What the task asks
Retype the data that follows, keeping every character the same.

Data extracts
BEGIN

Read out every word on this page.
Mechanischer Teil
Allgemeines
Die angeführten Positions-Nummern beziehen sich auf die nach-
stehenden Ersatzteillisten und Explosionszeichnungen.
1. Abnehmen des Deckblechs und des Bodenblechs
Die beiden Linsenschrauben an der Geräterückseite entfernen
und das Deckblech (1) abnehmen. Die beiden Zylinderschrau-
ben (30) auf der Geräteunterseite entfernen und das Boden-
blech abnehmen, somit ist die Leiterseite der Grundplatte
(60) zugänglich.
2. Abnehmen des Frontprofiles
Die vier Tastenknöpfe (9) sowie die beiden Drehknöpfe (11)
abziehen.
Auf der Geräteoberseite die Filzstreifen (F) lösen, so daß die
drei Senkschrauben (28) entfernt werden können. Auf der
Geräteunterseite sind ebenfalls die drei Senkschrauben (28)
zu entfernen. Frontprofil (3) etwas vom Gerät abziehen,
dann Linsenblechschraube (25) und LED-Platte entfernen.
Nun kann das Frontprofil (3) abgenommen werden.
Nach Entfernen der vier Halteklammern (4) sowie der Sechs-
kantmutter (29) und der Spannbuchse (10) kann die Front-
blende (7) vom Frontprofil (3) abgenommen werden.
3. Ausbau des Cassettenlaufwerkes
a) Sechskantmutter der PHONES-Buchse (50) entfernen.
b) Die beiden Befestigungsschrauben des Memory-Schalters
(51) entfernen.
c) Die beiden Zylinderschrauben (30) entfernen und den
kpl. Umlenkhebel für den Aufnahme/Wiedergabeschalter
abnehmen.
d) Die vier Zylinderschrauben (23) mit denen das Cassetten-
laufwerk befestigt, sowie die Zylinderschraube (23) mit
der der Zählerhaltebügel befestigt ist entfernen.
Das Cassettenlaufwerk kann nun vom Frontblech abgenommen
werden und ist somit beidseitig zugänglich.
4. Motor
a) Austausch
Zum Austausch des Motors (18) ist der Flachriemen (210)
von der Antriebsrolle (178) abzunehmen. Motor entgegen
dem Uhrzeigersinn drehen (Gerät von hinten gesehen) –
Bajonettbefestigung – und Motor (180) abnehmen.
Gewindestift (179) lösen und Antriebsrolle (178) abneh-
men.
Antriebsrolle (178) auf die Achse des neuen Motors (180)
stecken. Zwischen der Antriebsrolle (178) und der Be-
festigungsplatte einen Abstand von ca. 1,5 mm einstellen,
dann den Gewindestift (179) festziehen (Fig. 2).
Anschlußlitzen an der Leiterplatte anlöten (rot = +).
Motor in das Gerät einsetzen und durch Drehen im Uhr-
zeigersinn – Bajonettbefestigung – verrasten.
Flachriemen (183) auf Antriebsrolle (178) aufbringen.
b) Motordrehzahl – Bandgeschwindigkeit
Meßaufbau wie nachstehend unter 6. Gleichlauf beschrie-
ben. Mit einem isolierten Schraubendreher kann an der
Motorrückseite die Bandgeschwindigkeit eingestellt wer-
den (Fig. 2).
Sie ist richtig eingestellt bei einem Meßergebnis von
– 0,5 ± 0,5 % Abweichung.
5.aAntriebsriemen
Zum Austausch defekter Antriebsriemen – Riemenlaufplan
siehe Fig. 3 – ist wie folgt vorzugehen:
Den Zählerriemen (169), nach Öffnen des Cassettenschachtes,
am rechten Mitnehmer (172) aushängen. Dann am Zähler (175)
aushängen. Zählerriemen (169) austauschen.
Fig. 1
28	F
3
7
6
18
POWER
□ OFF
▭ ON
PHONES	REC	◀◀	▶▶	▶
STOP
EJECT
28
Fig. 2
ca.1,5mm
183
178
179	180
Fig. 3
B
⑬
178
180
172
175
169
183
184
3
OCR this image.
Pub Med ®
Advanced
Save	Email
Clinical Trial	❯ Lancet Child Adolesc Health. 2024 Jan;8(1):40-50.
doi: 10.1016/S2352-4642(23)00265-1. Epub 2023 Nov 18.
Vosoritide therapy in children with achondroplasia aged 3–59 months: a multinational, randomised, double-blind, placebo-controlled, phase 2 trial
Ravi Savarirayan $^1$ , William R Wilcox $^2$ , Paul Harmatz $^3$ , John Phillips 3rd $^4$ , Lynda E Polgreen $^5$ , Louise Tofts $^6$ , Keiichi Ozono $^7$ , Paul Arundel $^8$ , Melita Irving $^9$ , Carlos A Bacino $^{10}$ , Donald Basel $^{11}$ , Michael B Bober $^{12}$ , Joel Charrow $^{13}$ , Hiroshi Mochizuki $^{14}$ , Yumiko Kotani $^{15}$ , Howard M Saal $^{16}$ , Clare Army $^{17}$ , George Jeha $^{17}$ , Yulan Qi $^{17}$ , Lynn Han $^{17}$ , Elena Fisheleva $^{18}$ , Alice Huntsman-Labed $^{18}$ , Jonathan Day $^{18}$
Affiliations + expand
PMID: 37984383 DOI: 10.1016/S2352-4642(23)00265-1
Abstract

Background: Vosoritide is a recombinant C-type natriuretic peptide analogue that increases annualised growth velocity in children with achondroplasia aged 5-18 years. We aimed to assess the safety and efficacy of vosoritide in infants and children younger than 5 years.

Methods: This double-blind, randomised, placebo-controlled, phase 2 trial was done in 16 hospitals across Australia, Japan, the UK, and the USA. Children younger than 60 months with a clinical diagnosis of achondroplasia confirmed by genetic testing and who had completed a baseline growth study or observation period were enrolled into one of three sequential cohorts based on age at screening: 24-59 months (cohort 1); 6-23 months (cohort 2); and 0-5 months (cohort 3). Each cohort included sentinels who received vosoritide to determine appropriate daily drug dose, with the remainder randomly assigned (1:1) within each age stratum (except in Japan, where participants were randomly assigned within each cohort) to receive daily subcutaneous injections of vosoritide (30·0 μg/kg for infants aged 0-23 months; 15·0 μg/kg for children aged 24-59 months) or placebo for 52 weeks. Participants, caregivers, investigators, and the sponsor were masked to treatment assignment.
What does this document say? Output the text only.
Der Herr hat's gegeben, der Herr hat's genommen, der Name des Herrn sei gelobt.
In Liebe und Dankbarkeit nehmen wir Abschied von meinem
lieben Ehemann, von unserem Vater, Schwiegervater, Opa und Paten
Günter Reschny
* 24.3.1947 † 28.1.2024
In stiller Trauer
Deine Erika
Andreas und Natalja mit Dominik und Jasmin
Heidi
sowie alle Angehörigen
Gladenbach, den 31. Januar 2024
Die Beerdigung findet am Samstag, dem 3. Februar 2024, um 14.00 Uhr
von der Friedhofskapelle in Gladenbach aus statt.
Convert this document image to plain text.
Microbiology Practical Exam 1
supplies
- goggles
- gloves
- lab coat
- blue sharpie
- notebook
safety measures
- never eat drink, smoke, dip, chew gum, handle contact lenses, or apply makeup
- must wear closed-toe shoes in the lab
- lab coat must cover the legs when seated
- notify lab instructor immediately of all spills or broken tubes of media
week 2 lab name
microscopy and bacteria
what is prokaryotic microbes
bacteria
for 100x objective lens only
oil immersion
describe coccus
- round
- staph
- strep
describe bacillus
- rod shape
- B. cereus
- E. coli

END

Expected output
Read out every word on this page.
Mechanischer Teil
Allgemeines
Die angeführten Positions-Nummern beziehen sich auf die nach-
stehenden Ersatzteillisten und Explosionszeichnungen.
1. Abnehmen des Deckblechs und des Bodenblechs
Die beiden Linsenschrauben an der Geräterückseite entfernen
und das Deckblech (1) abnehmen. Die beiden Zylinderschrau-
ben (30) auf der Geräteunterseite entfernen und das Boden-
blech abnehmen, somit ist die Leiterseite der Grundplatte
(60) zugänglich.
2. Abnehmen des Frontprofiles
Die vier Tastenknöpfe (9) sowie die beiden Drehknöpfe (11)
abziehen.
Auf der Geräteoberseite die Filzstreifen (F) lösen, so daß die
drei Senkschrauben (28) entfernt werden können. Auf der
Geräteunterseite sind ebenfalls die drei Senkschrauben (28)
zu entfernen. Frontprofil (3) etwas vom Gerät abziehen,
dann Linsenblechschraube (25) und LED-Platte entfernen.
Nun kann das Frontprofil (3) abgenommen werden.
Nach Entfernen der vier Halteklammern (4) sowie der Sechs-
kantmutter (29) und der Spannbuchse (10) kann die Front-
blende (7) vom Frontprofil (3) abgenommen werden.
3. Ausbau des Cassettenlaufwerkes
a) Sechskantmutter der PHONES-Buchse (50) entfernen.
b) Die beiden Befestigungsschrauben des Memory-Schalters
(51) entfernen.
c) Die beiden Zylinderschrauben (30) entfernen und den
kpl. Umlenkhebel für den Aufnahme/Wiedergabeschalter
abnehmen.
d) Die vier Zylinderschrauben (23) mit denen das Cassetten-
laufwerk befestigt, sowie die Zylinderschraube (23) mit
der der Zählerhaltebügel befestigt ist entfernen.
Das Cassettenlaufwerk kann nun vom Frontblech abgenommen
werden und ist somit beidseitig zugänglich.
4. Motor
a) Austausch
Zum Austausch des Motors (18) ist der Flachriemen (210)
von der Antriebsrolle (178) abzunehmen. Motor entgegen
dem Uhrzeigersinn drehen (Gerät von hinten gesehen) –
Bajonettbefestigung – und Motor (180) abnehmen.
Gewindestift (179) lösen und Antriebsrolle (178) abneh-
men.
Antriebsrolle (178) auf die Achse des neuen Motors (180)
stecken. Zwischen der Antriebsrolle (178) und der Be-
festigungsplatte einen Abstand von ca. 1,5 mm einstellen,
dann den Gewindestift (179) festziehen (Fig. 2).
Anschlußlitzen an der Leiterplatte anlöten (rot = +).
Motor in das Gerät einsetzen und durch Drehen im Uhr-
zeigersinn – Bajonettbefestigung – verrasten.
Flachriemen (183) auf Antriebsrolle (178) aufbringen.
b) Motordrehzahl – Bandgeschwindigkeit
Meßaufbau wie nachstehend unter 6. Gleichlauf beschrie-
ben. Mit einem isolierten Schraubendreher kann an der
Motorrückseite die Bandgeschwindigkeit eingestellt wer-
den (Fig. 2).
Sie ist richtig eingestellt bei einem Meßergebnis von
– 0,5 ± 0,5 % Abweichung.
5.aAntriebsriemen
Zum Austausch defekter Antriebsriemen – Riemenlaufplan
siehe Fig. 3 – ist wie folgt vorzugehen:
Den Zählerriemen (169), nach Öffnen des Cassettenschachtes,
am rechten Mitnehmer (172) aushängen. Dann am Zähler (175)
aushängen. Zählerriemen (169) austauschen.
Fig. 1
28	F
3
7
6
18
POWER
□ OFF
▭ ON
PHONES	REC	◀◀	▶▶	▶
STOP
EJECT
28
Fig. 2
ca.1,5mm
183
178
179	180
Fig. 3
B
⑬
178
180
172
175
169
183
184
3
OCR this image.
Pub Med ®
Advanced
Save	Email
Clinical Trial	❯ Lancet Child Adolesc Health. 2024 Jan;8(1):40-50.
doi: 10.1016/S2352-4642(23)00265-1. Epub 2023 Nov 18.
Vosoritide therapy in children with achondroplasia aged 3–59 months: a multinational, randomised, double-blind, placebo-controlled, phase 2 trial
Ravi Savarirayan $^1$ , William R Wilcox $^2$ , Paul Harmatz $^3$ , John Phillips 3rd $^4$ , Lynda E Polgreen $^5$ , Louise Tofts $^6$ , Keiichi Ozono $^7$ , Paul Arundel $^8$ , Melita Irving $^9$ , Carlos A Bacino $^{10}$ , Donald Basel $^{11}$ , Michael B Bober $^{12}$ , Joel Charrow $^{13}$ , Hiroshi Mochizuki $^{14}$ , Yumiko Kotani $^{15}$ , Howard M Saal $^{16}$ , Clare Army $^{17}$ , George Jeha $^{17}$ , Yulan Qi $^{17}$ , Lynn Han $^{17}$ , Elena Fisheleva $^{18}$ , Alice Huntsman-Labed $^{18}$ , Jonathan Day $^{18}$
Affiliations + expand
PMID: 37984383 DOI: 10.1016/S2352-4642(23)00265-1
Abstract

Background: Vosoritide is a recombinant C-type natriuretic peptide analogue that increases annualised growth velocity in children with achondroplasia aged 5-18 years. We aimed to assess the safety and efficacy of vosoritide in infants and children younger than 5 years.

Methods: This double-blind, randomised, placebo-controlled, phase 2 trial was done in 16 hospitals across Australia, Japan, the UK, and the USA. Children younger than 60 months with a clinical diagnosis of achondroplasia confirmed by genetic testing and who had completed a baseline growth study or observation period were enrolled into one of three sequential cohorts based on age at screening: 24-59 months (cohort 1); 6-23 months (cohort 2); and 0-5 months (cohort 3). Each cohort included sentinels who received vosoritide to determine appropriate daily drug dose, with the remainder randomly assigned (1:1) within each age stratum (except in Japan, where participants were randomly assigned within each cohort) to receive daily subcutaneous injections of vosoritide (30·0 μg/kg for infants aged 0-23 months; 15·0 μg/kg for children aged 24-59 months) or placebo for 52 weeks. Participants, caregivers, investigators, and the sponsor were masked to treatment assignment.
What does this document say? Output the text only.
Der Herr hat's gegeben, der Herr hat's genommen, der Name des Herrn sei gelobt.
In Liebe und Dankbarkeit nehmen wir Abschied von meinem
lieben Ehemann, von unserem Vater, Schwiegervater, Opa und Paten
Günter Reschny
* 24.3.1947 † 28.1.2024
In stiller Trauer
Deine Erika
Andreas und Natalja mit Dominik und Jasmin
Heidi
sowie alle Angehörigen
Gladenbach, den 31. Januar 2024
Die Beerdigung findet am Samstag, dem 3. Februar 2024, um 14.00 Uhr
von der Friedhofskapelle in Gladenbach aus statt.
Convert this document image to plain text.
Microbiology Practical Exam 1
supplies
- goggles
- gloves
- lab coat
- blue sharpie
- notebook
safety measures
- never eat drink, smoke, dip, chew gum, handle contact lenses, or apply makeup
- must wear closed-toe shoes in the lab
- lab coat must cover the legs when seated
- notify lab instructor immediately of all spills or broken tubes of media
week 2 lab name
microscopy and bacteria
what is prokaryotic microbes
bacteria
for 100x objective lens only
oil immersion
describe coccus
- round
- staph
- strep
describe bacillus
- rod shape
- B. cereus
- E. coli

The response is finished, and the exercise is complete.